*Your objective*.
Pick out all lines with the word "Production" from the records that follow.

*Listed records*.
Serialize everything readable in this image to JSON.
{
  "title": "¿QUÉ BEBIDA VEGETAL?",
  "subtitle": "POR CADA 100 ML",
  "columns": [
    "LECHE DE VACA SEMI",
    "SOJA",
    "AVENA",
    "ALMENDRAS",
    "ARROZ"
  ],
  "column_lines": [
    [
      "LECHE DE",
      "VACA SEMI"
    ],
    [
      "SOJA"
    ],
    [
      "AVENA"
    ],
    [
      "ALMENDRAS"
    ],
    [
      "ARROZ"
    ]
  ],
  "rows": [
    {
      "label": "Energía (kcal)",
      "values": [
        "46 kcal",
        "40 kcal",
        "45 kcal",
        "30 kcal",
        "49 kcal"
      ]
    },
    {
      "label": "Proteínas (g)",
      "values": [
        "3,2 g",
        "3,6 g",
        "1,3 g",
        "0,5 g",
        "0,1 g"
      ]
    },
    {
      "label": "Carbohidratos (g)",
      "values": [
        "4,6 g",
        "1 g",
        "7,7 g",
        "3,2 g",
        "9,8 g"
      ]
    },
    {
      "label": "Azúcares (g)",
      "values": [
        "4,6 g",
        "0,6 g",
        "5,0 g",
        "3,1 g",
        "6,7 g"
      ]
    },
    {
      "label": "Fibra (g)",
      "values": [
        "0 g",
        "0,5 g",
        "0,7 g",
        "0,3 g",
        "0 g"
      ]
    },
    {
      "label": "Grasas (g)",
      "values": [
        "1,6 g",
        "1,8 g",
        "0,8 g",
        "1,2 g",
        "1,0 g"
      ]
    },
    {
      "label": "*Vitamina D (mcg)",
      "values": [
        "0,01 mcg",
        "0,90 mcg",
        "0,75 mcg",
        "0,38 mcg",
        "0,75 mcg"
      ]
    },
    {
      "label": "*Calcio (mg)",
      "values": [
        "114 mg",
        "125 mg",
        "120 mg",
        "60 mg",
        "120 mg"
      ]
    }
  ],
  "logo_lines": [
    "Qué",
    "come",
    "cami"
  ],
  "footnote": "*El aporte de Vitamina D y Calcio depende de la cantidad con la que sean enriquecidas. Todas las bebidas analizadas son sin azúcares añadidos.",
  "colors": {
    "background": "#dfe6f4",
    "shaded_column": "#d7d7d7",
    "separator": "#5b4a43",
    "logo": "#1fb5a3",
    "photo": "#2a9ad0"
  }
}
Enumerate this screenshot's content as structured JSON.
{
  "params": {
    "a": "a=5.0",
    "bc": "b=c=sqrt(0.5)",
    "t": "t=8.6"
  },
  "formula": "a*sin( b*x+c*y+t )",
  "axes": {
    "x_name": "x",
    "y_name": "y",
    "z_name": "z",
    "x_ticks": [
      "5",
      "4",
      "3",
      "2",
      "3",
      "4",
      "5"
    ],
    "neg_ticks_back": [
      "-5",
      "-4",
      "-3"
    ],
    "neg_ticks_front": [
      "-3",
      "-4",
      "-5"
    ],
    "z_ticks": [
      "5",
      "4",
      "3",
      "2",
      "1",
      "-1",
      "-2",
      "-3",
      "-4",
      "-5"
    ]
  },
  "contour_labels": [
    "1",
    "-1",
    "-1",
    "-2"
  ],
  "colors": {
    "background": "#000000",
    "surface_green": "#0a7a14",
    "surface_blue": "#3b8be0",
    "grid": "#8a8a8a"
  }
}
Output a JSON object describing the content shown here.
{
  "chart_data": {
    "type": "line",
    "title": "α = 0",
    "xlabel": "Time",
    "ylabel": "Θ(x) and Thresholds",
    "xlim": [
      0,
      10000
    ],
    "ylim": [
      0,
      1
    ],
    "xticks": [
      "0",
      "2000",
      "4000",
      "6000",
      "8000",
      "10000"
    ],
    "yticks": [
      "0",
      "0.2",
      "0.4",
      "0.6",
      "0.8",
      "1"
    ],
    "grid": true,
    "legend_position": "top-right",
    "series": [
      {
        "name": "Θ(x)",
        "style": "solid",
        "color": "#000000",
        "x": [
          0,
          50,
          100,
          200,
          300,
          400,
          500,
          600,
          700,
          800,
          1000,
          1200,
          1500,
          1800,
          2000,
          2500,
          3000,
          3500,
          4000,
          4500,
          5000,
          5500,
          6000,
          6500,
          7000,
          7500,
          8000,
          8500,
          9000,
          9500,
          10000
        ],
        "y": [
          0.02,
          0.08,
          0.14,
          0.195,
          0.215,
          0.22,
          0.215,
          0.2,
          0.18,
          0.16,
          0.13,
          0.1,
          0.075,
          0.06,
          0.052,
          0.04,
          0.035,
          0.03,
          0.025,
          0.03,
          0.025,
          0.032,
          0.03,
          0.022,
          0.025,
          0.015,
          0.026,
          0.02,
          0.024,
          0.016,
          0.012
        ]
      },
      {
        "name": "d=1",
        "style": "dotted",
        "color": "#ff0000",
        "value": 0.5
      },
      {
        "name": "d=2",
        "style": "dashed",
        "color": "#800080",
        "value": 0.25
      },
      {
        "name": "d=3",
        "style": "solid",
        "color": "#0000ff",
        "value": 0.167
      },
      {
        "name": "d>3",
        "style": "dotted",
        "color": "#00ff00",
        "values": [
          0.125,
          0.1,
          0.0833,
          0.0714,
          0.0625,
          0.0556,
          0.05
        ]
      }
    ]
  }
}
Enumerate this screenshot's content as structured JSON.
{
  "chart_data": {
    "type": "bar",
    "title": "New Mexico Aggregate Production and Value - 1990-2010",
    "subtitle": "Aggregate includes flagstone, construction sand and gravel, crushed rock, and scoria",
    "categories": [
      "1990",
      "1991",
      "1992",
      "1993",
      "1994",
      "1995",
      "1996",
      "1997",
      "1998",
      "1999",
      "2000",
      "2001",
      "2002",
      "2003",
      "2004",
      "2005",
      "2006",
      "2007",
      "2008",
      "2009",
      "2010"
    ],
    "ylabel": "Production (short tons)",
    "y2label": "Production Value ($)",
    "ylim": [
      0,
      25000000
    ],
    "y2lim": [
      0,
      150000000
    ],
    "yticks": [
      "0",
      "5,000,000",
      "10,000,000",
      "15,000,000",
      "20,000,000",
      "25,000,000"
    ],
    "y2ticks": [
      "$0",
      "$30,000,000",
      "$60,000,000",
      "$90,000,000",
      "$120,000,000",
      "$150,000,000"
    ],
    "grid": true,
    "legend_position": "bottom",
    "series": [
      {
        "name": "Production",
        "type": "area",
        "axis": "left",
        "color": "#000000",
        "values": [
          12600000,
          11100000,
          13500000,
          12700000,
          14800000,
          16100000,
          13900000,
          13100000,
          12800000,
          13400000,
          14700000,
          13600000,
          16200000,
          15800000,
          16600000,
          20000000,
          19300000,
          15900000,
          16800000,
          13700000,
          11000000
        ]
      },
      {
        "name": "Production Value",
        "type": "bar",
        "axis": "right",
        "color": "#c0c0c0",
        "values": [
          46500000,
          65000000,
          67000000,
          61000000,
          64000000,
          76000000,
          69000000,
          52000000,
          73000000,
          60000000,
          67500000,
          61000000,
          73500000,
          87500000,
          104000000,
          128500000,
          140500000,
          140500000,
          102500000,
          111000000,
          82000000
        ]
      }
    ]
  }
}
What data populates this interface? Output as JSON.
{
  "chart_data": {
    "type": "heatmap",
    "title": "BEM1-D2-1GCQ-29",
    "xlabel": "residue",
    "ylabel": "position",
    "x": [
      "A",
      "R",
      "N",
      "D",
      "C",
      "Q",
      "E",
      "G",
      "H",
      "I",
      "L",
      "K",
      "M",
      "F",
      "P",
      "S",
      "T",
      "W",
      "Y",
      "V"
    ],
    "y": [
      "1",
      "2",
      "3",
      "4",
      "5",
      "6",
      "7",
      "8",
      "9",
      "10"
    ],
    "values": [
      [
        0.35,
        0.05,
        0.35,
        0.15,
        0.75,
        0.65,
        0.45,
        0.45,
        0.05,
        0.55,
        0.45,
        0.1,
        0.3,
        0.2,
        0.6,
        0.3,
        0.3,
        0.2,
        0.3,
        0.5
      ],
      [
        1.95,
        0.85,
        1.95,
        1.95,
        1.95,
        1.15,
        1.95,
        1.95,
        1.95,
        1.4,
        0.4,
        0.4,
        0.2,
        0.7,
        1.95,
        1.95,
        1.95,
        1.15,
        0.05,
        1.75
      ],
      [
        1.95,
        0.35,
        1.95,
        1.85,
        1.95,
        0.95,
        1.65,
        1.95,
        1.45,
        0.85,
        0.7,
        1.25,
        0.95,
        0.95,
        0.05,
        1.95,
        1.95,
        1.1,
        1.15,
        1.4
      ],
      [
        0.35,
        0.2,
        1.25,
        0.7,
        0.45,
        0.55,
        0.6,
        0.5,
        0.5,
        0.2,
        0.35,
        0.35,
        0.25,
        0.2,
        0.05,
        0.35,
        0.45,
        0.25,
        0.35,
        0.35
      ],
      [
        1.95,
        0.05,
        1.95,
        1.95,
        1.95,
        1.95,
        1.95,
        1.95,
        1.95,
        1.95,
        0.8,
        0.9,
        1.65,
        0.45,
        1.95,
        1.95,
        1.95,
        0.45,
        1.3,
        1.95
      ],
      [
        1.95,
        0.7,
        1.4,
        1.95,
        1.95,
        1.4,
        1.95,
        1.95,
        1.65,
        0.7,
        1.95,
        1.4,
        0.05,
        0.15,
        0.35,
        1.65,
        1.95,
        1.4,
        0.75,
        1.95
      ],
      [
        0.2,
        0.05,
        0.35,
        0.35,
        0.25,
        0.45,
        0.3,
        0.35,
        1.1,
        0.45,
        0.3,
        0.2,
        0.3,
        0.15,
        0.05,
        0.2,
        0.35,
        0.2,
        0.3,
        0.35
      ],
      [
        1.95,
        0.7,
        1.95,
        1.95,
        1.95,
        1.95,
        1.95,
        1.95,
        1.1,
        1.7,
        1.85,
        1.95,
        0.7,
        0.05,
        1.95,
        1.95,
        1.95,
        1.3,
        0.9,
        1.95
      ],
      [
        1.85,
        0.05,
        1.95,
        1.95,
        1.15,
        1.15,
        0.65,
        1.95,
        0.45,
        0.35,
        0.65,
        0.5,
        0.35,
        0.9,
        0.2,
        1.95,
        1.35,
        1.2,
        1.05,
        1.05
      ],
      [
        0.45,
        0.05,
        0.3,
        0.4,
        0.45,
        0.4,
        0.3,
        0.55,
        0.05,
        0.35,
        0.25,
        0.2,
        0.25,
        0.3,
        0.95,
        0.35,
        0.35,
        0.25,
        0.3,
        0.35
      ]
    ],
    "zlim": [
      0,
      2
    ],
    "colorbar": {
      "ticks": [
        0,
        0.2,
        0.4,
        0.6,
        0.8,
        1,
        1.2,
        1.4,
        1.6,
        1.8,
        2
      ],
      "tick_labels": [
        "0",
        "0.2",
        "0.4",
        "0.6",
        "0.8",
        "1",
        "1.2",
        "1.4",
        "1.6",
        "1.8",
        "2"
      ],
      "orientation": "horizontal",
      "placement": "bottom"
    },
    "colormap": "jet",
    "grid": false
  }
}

*Result of this task*.
    "title": "New Mexico Aggregate Production and Value - 1990-2010",
    "ylabel": "Production (short tons)",
    "y2label": "Production Value ($)",
        "name": "Production",
        "name": "Production Value",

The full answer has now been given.